**Required work:** Look through the listing and locate every line containing the word "print"; copy those lines.

Rows from a dataset
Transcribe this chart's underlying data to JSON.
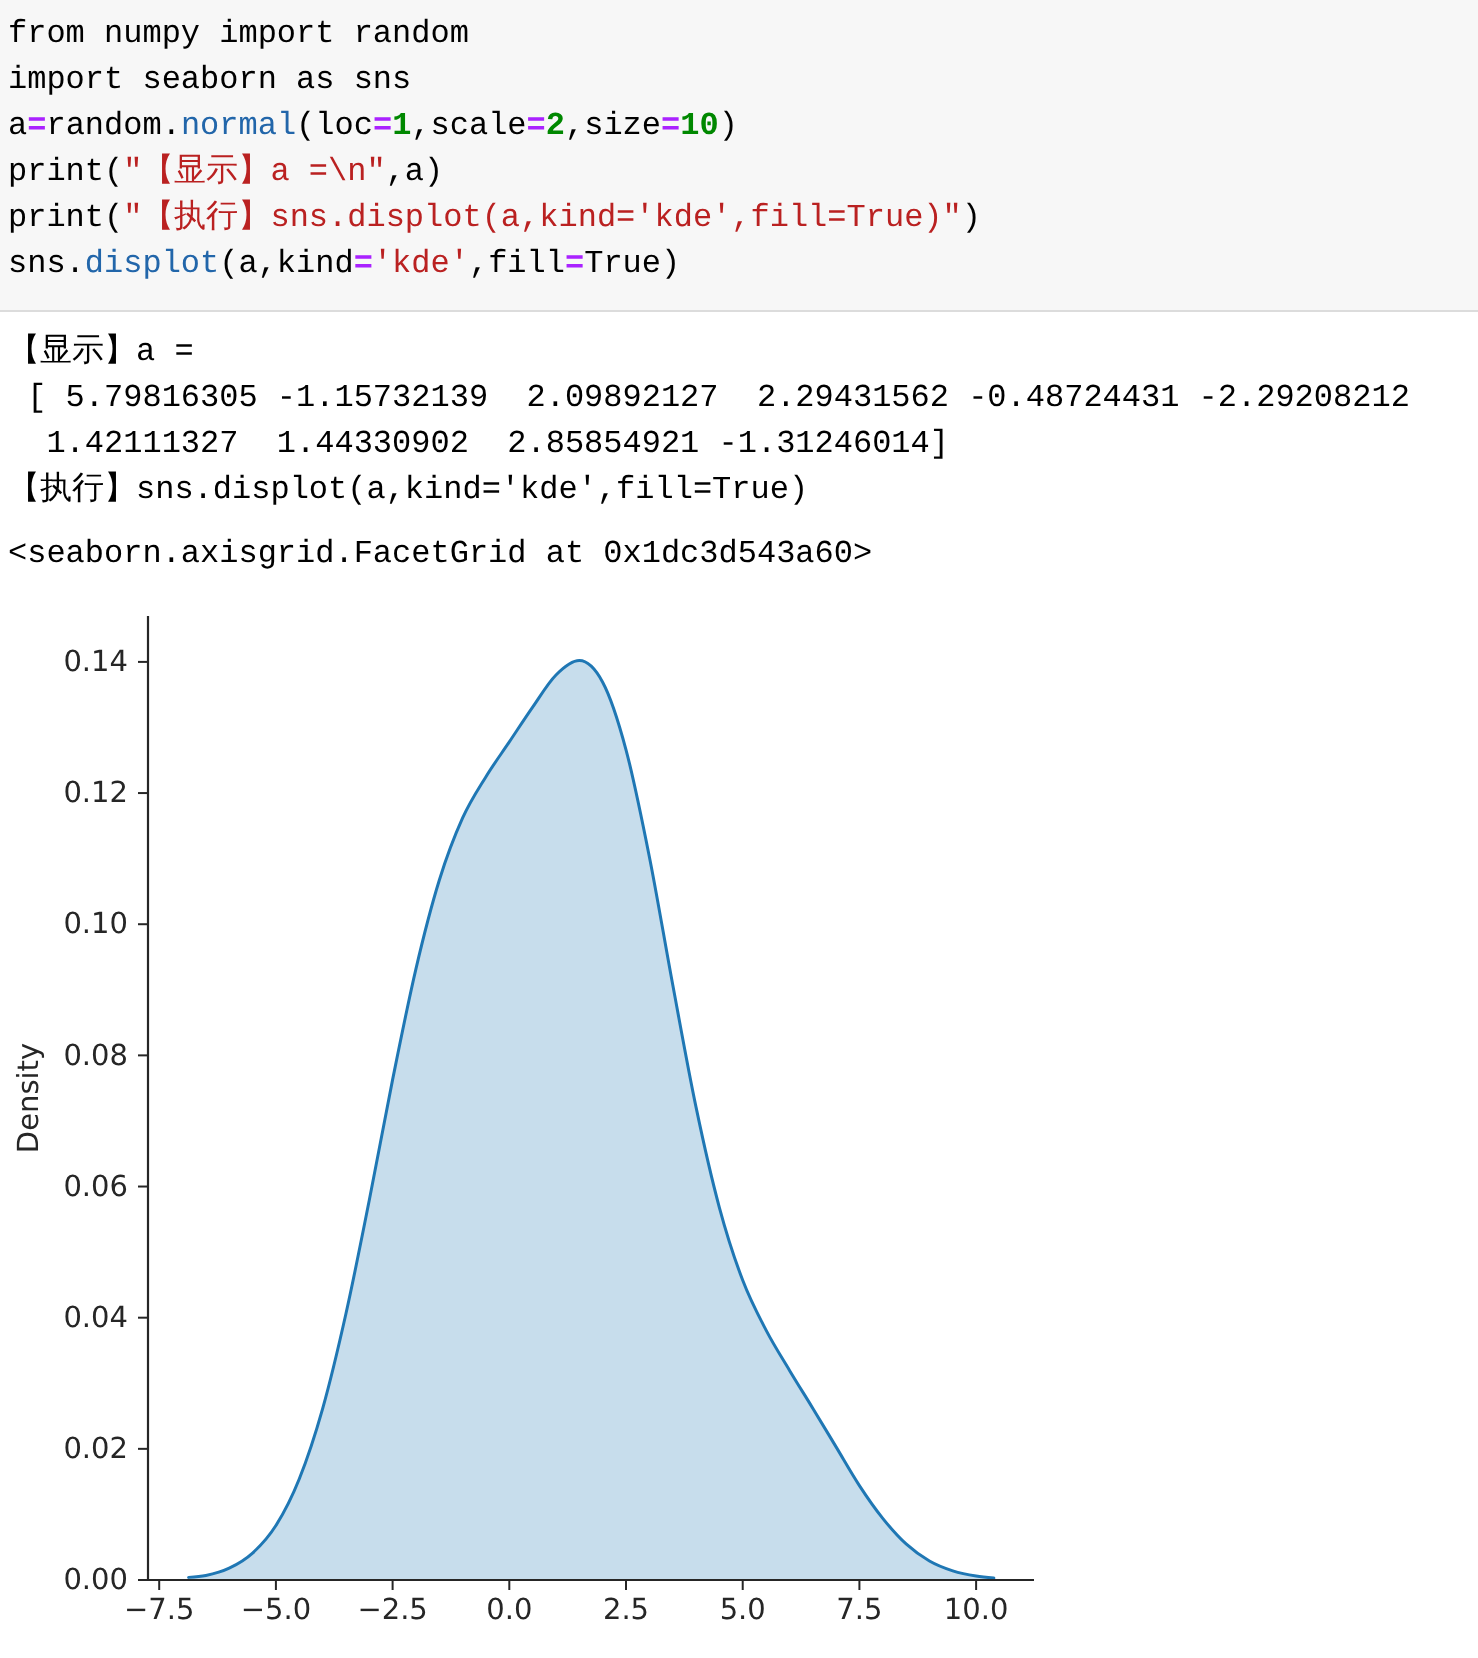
{
  "chart_data": {
    "type": "area",
    "annotations": [
      "from numpy import random",
      "import seaborn as sns",
      "a=random.normal(loc=1,scale=2,size=10)",
      "print(\"【显示】a =\\n\",a)",
      "print(\"【执行】sns.displot(a,kind='kde',fill=True)\")",
      "sns.displot(a,kind='kde',fill=True)",
      "【显示】a =",
      " [ 5.79816305 -1.15732139  2.09892127  2.29431562 -0.48724431 -2.29208212",
      "  1.42111327  1.44330902  2.85854921 -1.31246014]",
      "【执行】sns.displot(a,kind='kde',fill=True)",
      "<seaborn.axisgrid.FacetGrid at 0x1dc3d543a60>"
    ],
    "ylabel": "Density",
    "x": [
      -6.87,
      -6.5,
      -6,
      -5.5,
      -5,
      -4.5,
      -4,
      -3.5,
      -3,
      -2.5,
      -2,
      -1.5,
      -1,
      -0.5,
      0,
      0.5,
      1,
      1.5,
      2,
      2.5,
      3,
      3.5,
      4,
      4.5,
      5,
      5.5,
      6,
      6.5,
      7,
      7.5,
      8,
      8.5,
      9,
      9.5,
      10,
      10.38
    ],
    "series": [
      {
        "color": "#1f77b4",
        "values": [
          0.0004,
          0.0007,
          0.0018,
          0.0041,
          0.0083,
          0.0154,
          0.0261,
          0.0406,
          0.0579,
          0.0763,
          0.0932,
          0.1067,
          0.1162,
          0.1225,
          0.1278,
          0.1331,
          0.138,
          0.1402,
          0.1369,
          0.1266,
          0.1103,
          0.0908,
          0.0721,
          0.0568,
          0.0457,
          0.0381,
          0.032,
          0.0262,
          0.0203,
          0.0144,
          0.0094,
          0.0055,
          0.0029,
          0.0014,
          0.0006,
          0.0003
        ]
      }
    ],
    "xlim": [
      -7.74,
      11.24
    ],
    "ylim": [
      0,
      0.147
    ],
    "xticks": [
      {
        "value": -7.5,
        "label": "−7.5"
      },
      {
        "value": -5,
        "label": "−5.0"
      },
      {
        "value": -2.5,
        "label": "−2.5"
      },
      {
        "value": 0,
        "label": "0.0"
      },
      2.5,
      {
        "value": 5,
        "label": "5.0"
      },
      7.5,
      {
        "value": 10,
        "label": "10.0"
      }
    ],
    "yticks": [
      {
        "value": 0,
        "label": "0.00"
      },
      0.02,
      0.04,
      0.06,
      0.08,
      {
        "value": 0.1,
        "label": "0.10"
      },
      0.12,
      0.14
    ]
  }
}
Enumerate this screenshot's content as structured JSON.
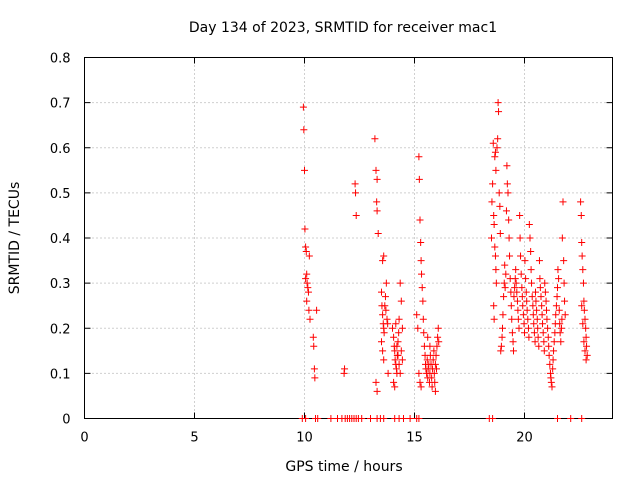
{
  "chart_data": {
    "type": "scatter",
    "title": "Day 134 of 2023, SRMTID for receiver mac1",
    "xlabel": "GPS time / hours",
    "ylabel": "SRMTID / TECUs",
    "xlim": [
      0,
      24
    ],
    "ylim": [
      0,
      0.8
    ],
    "xticks": [
      0,
      5,
      10,
      15,
      20
    ],
    "xtick_labels": [
      "0",
      "5",
      "10",
      "15",
      "20"
    ],
    "yticks": [
      0,
      0.1,
      0.2,
      0.3,
      0.4,
      0.5,
      0.6,
      0.7,
      0.8
    ],
    "ytick_labels": [
      "0",
      "0.1",
      "0.2",
      "0.3",
      "0.4",
      "0.5",
      "0.6",
      "0.7",
      "0.8"
    ],
    "grid": true,
    "marker": "+",
    "color": "#ff0000",
    "series": [
      {
        "name": "SRMTID",
        "points": [
          [
            9.95,
            0.69
          ],
          [
            9.97,
            0.64
          ],
          [
            10.0,
            0.55
          ],
          [
            10.02,
            0.42
          ],
          [
            10.05,
            0.38
          ],
          [
            10.08,
            0.37
          ],
          [
            10.1,
            0.32
          ],
          [
            10.12,
            0.3
          ],
          [
            10.15,
            0.29
          ],
          [
            10.18,
            0.28
          ],
          [
            10.05,
            0.31
          ],
          [
            10.1,
            0.26
          ],
          [
            10.2,
            0.24
          ],
          [
            10.22,
            0.36
          ],
          [
            10.25,
            0.22
          ],
          [
            10.4,
            0.18
          ],
          [
            10.42,
            0.16
          ],
          [
            10.45,
            0.11
          ],
          [
            10.47,
            0.09
          ],
          [
            10.55,
            0.24
          ],
          [
            11.8,
            0.1
          ],
          [
            11.82,
            0.11
          ],
          [
            12.3,
            0.52
          ],
          [
            12.32,
            0.5
          ],
          [
            12.35,
            0.45
          ],
          [
            13.2,
            0.62
          ],
          [
            13.25,
            0.55
          ],
          [
            13.3,
            0.53
          ],
          [
            13.28,
            0.48
          ],
          [
            13.3,
            0.46
          ],
          [
            13.35,
            0.41
          ],
          [
            13.25,
            0.08
          ],
          [
            13.3,
            0.06
          ],
          [
            13.55,
            0.35
          ],
          [
            13.6,
            0.36
          ],
          [
            13.5,
            0.28
          ],
          [
            13.52,
            0.25
          ],
          [
            13.55,
            0.23
          ],
          [
            13.58,
            0.21
          ],
          [
            13.6,
            0.2
          ],
          [
            13.62,
            0.19
          ],
          [
            13.65,
            0.25
          ],
          [
            13.68,
            0.27
          ],
          [
            13.5,
            0.17
          ],
          [
            13.55,
            0.15
          ],
          [
            13.6,
            0.13
          ],
          [
            13.7,
            0.24
          ],
          [
            13.72,
            0.3
          ],
          [
            13.75,
            0.22
          ],
          [
            13.78,
            0.21
          ],
          [
            13.8,
            0.1
          ],
          [
            14.0,
            0.2
          ],
          [
            14.05,
            0.18
          ],
          [
            14.08,
            0.16
          ],
          [
            14.1,
            0.15
          ],
          [
            14.12,
            0.13
          ],
          [
            14.15,
            0.12
          ],
          [
            14.18,
            0.11
          ],
          [
            14.2,
            0.1
          ],
          [
            14.22,
            0.14
          ],
          [
            14.25,
            0.17
          ],
          [
            14.28,
            0.19
          ],
          [
            14.3,
            0.22
          ],
          [
            14.05,
            0.08
          ],
          [
            14.1,
            0.07
          ],
          [
            14.15,
            0.21
          ],
          [
            14.2,
            0.16
          ],
          [
            14.25,
            0.14
          ],
          [
            14.3,
            0.12
          ],
          [
            14.35,
            0.1
          ],
          [
            14.35,
            0.3
          ],
          [
            14.4,
            0.26
          ],
          [
            14.4,
            0.15
          ],
          [
            14.45,
            0.13
          ],
          [
            14.45,
            0.2
          ],
          [
            15.1,
            0.23
          ],
          [
            15.15,
            0.2
          ],
          [
            15.2,
            0.58
          ],
          [
            15.22,
            0.53
          ],
          [
            15.25,
            0.44
          ],
          [
            15.28,
            0.39
          ],
          [
            15.3,
            0.35
          ],
          [
            15.32,
            0.32
          ],
          [
            15.35,
            0.29
          ],
          [
            15.38,
            0.26
          ],
          [
            15.4,
            0.22
          ],
          [
            15.42,
            0.19
          ],
          [
            15.45,
            0.16
          ],
          [
            15.48,
            0.14
          ],
          [
            15.2,
            0.1
          ],
          [
            15.25,
            0.08
          ],
          [
            15.3,
            0.07
          ],
          [
            15.5,
            0.12
          ],
          [
            15.52,
            0.11
          ],
          [
            15.55,
            0.1
          ],
          [
            15.58,
            0.13
          ],
          [
            15.6,
            0.09
          ],
          [
            15.62,
            0.11
          ],
          [
            15.65,
            0.12
          ],
          [
            15.68,
            0.08
          ],
          [
            15.7,
            0.1
          ],
          [
            15.72,
            0.14
          ],
          [
            15.75,
            0.12
          ],
          [
            15.78,
            0.09
          ],
          [
            15.8,
            0.07
          ],
          [
            15.82,
            0.11
          ],
          [
            15.85,
            0.13
          ],
          [
            15.88,
            0.15
          ],
          [
            15.9,
            0.1
          ],
          [
            15.92,
            0.08
          ],
          [
            15.95,
            0.12
          ],
          [
            15.98,
            0.14
          ],
          [
            16.0,
            0.11
          ],
          [
            16.02,
            0.16
          ],
          [
            16.05,
            0.18
          ],
          [
            16.08,
            0.2
          ],
          [
            16.1,
            0.17
          ],
          [
            15.95,
            0.06
          ],
          [
            15.7,
            0.16
          ],
          [
            15.6,
            0.18
          ],
          [
            18.5,
            0.4
          ],
          [
            18.52,
            0.48
          ],
          [
            18.55,
            0.52
          ],
          [
            18.58,
            0.61
          ],
          [
            18.6,
            0.45
          ],
          [
            18.62,
            0.43
          ],
          [
            18.65,
            0.38
          ],
          [
            18.68,
            0.36
          ],
          [
            18.7,
            0.33
          ],
          [
            18.72,
            0.3
          ],
          [
            18.6,
            0.25
          ],
          [
            18.62,
            0.22
          ],
          [
            18.65,
            0.58
          ],
          [
            18.68,
            0.59
          ],
          [
            18.7,
            0.55
          ],
          [
            18.75,
            0.6
          ],
          [
            18.78,
            0.62
          ],
          [
            18.8,
            0.7
          ],
          [
            18.82,
            0.68
          ],
          [
            18.85,
            0.5
          ],
          [
            18.88,
            0.47
          ],
          [
            18.9,
            0.41
          ],
          [
            18.92,
            0.15
          ],
          [
            18.95,
            0.16
          ],
          [
            18.98,
            0.18
          ],
          [
            19.0,
            0.2
          ],
          [
            19.02,
            0.23
          ],
          [
            19.05,
            0.27
          ],
          [
            19.08,
            0.3
          ],
          [
            19.1,
            0.34
          ],
          [
            19.12,
            0.29
          ],
          [
            19.15,
            0.32
          ],
          [
            19.18,
            0.46
          ],
          [
            19.2,
            0.56
          ],
          [
            19.22,
            0.52
          ],
          [
            19.25,
            0.5
          ],
          [
            19.28,
            0.44
          ],
          [
            19.3,
            0.4
          ],
          [
            19.32,
            0.36
          ],
          [
            19.35,
            0.31
          ],
          [
            19.38,
            0.28
          ],
          [
            19.4,
            0.25
          ],
          [
            19.42,
            0.22
          ],
          [
            19.45,
            0.19
          ],
          [
            19.48,
            0.17
          ],
          [
            19.5,
            0.15
          ],
          [
            19.52,
            0.27
          ],
          [
            19.55,
            0.29
          ],
          [
            19.58,
            0.31
          ],
          [
            19.6,
            0.33
          ],
          [
            19.62,
            0.3
          ],
          [
            19.65,
            0.28
          ],
          [
            19.68,
            0.26
          ],
          [
            19.7,
            0.24
          ],
          [
            19.72,
            0.22
          ],
          [
            19.75,
            0.2
          ],
          [
            19.78,
            0.45
          ],
          [
            19.8,
            0.4
          ],
          [
            19.82,
            0.36
          ],
          [
            19.85,
            0.32
          ],
          [
            19.88,
            0.29
          ],
          [
            19.9,
            0.27
          ],
          [
            19.92,
            0.25
          ],
          [
            19.95,
            0.23
          ],
          [
            19.98,
            0.21
          ],
          [
            20.0,
            0.19
          ],
          [
            20.02,
            0.35
          ],
          [
            20.05,
            0.31
          ],
          [
            20.08,
            0.28
          ],
          [
            20.1,
            0.26
          ],
          [
            20.12,
            0.24
          ],
          [
            20.15,
            0.22
          ],
          [
            20.18,
            0.2
          ],
          [
            20.2,
            0.18
          ],
          [
            20.22,
            0.43
          ],
          [
            20.25,
            0.4
          ],
          [
            20.28,
            0.37
          ],
          [
            20.3,
            0.33
          ],
          [
            20.32,
            0.3
          ],
          [
            20.35,
            0.27
          ],
          [
            20.38,
            0.25
          ],
          [
            20.4,
            0.23
          ],
          [
            20.42,
            0.21
          ],
          [
            20.45,
            0.19
          ],
          [
            20.48,
            0.17
          ],
          [
            20.5,
            0.28
          ],
          [
            20.52,
            0.26
          ],
          [
            20.55,
            0.24
          ],
          [
            20.58,
            0.22
          ],
          [
            20.6,
            0.2
          ],
          [
            20.62,
            0.18
          ],
          [
            20.65,
            0.16
          ],
          [
            20.68,
            0.35
          ],
          [
            20.7,
            0.31
          ],
          [
            20.72,
            0.29
          ],
          [
            20.75,
            0.27
          ],
          [
            20.78,
            0.25
          ],
          [
            20.8,
            0.23
          ],
          [
            20.82,
            0.21
          ],
          [
            20.85,
            0.19
          ],
          [
            20.88,
            0.17
          ],
          [
            20.9,
            0.15
          ],
          [
            20.92,
            0.3
          ],
          [
            20.95,
            0.28
          ],
          [
            20.98,
            0.26
          ],
          [
            21.0,
            0.24
          ],
          [
            21.02,
            0.22
          ],
          [
            21.05,
            0.2
          ],
          [
            21.08,
            0.18
          ],
          [
            21.1,
            0.16
          ],
          [
            21.12,
            0.14
          ],
          [
            21.15,
            0.12
          ],
          [
            21.18,
            0.1
          ],
          [
            21.2,
            0.09
          ],
          [
            21.22,
            0.08
          ],
          [
            21.25,
            0.07
          ],
          [
            21.28,
            0.11
          ],
          [
            21.3,
            0.13
          ],
          [
            21.32,
            0.15
          ],
          [
            21.35,
            0.17
          ],
          [
            21.38,
            0.19
          ],
          [
            21.4,
            0.21
          ],
          [
            21.42,
            0.23
          ],
          [
            21.45,
            0.25
          ],
          [
            21.48,
            0.27
          ],
          [
            21.5,
            0.29
          ],
          [
            21.52,
            0.33
          ],
          [
            21.55,
            0.31
          ],
          [
            21.58,
            0.24
          ],
          [
            21.6,
            0.21
          ],
          [
            21.62,
            0.19
          ],
          [
            21.65,
            0.17
          ],
          [
            21.68,
            0.2
          ],
          [
            21.7,
            0.22
          ],
          [
            21.72,
            0.4
          ],
          [
            21.75,
            0.48
          ],
          [
            21.78,
            0.35
          ],
          [
            21.8,
            0.3
          ],
          [
            21.82,
            0.26
          ],
          [
            21.85,
            0.23
          ],
          [
            22.55,
            0.48
          ],
          [
            22.58,
            0.45
          ],
          [
            22.6,
            0.39
          ],
          [
            22.62,
            0.36
          ],
          [
            22.65,
            0.33
          ],
          [
            22.68,
            0.3
          ],
          [
            22.7,
            0.26
          ],
          [
            22.72,
            0.24
          ],
          [
            22.75,
            0.22
          ],
          [
            22.78,
            0.2
          ],
          [
            22.8,
            0.18
          ],
          [
            22.82,
            0.16
          ],
          [
            22.85,
            0.14
          ],
          [
            22.6,
            0.25
          ],
          [
            22.65,
            0.21
          ],
          [
            22.7,
            0.17
          ],
          [
            22.75,
            0.15
          ],
          [
            22.8,
            0.13
          ]
        ]
      }
    ],
    "zero_points_x": [
      9.9,
      10.05,
      10.5,
      10.6,
      11.2,
      11.5,
      11.7,
      11.85,
      11.95,
      12.05,
      12.15,
      12.25,
      12.35,
      12.45,
      12.6,
      13.0,
      13.3,
      13.45,
      13.6,
      14.1,
      14.3,
      14.5,
      14.8,
      15.1,
      15.2,
      18.4,
      18.55,
      21.5,
      22.1,
      22.6
    ]
  }
}
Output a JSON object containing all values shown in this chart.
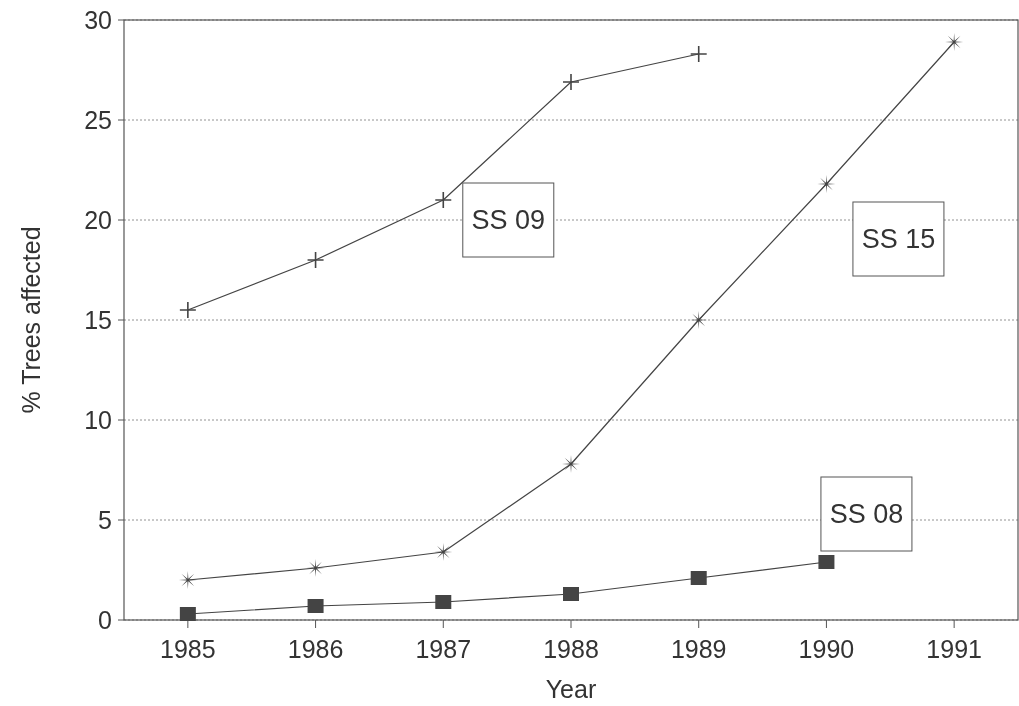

**Right answer:**
      "print(\"【显示】a =\\n\",a)",
      "print(\"【执行】sns.displot(a,kind='kde',fill=True)\")",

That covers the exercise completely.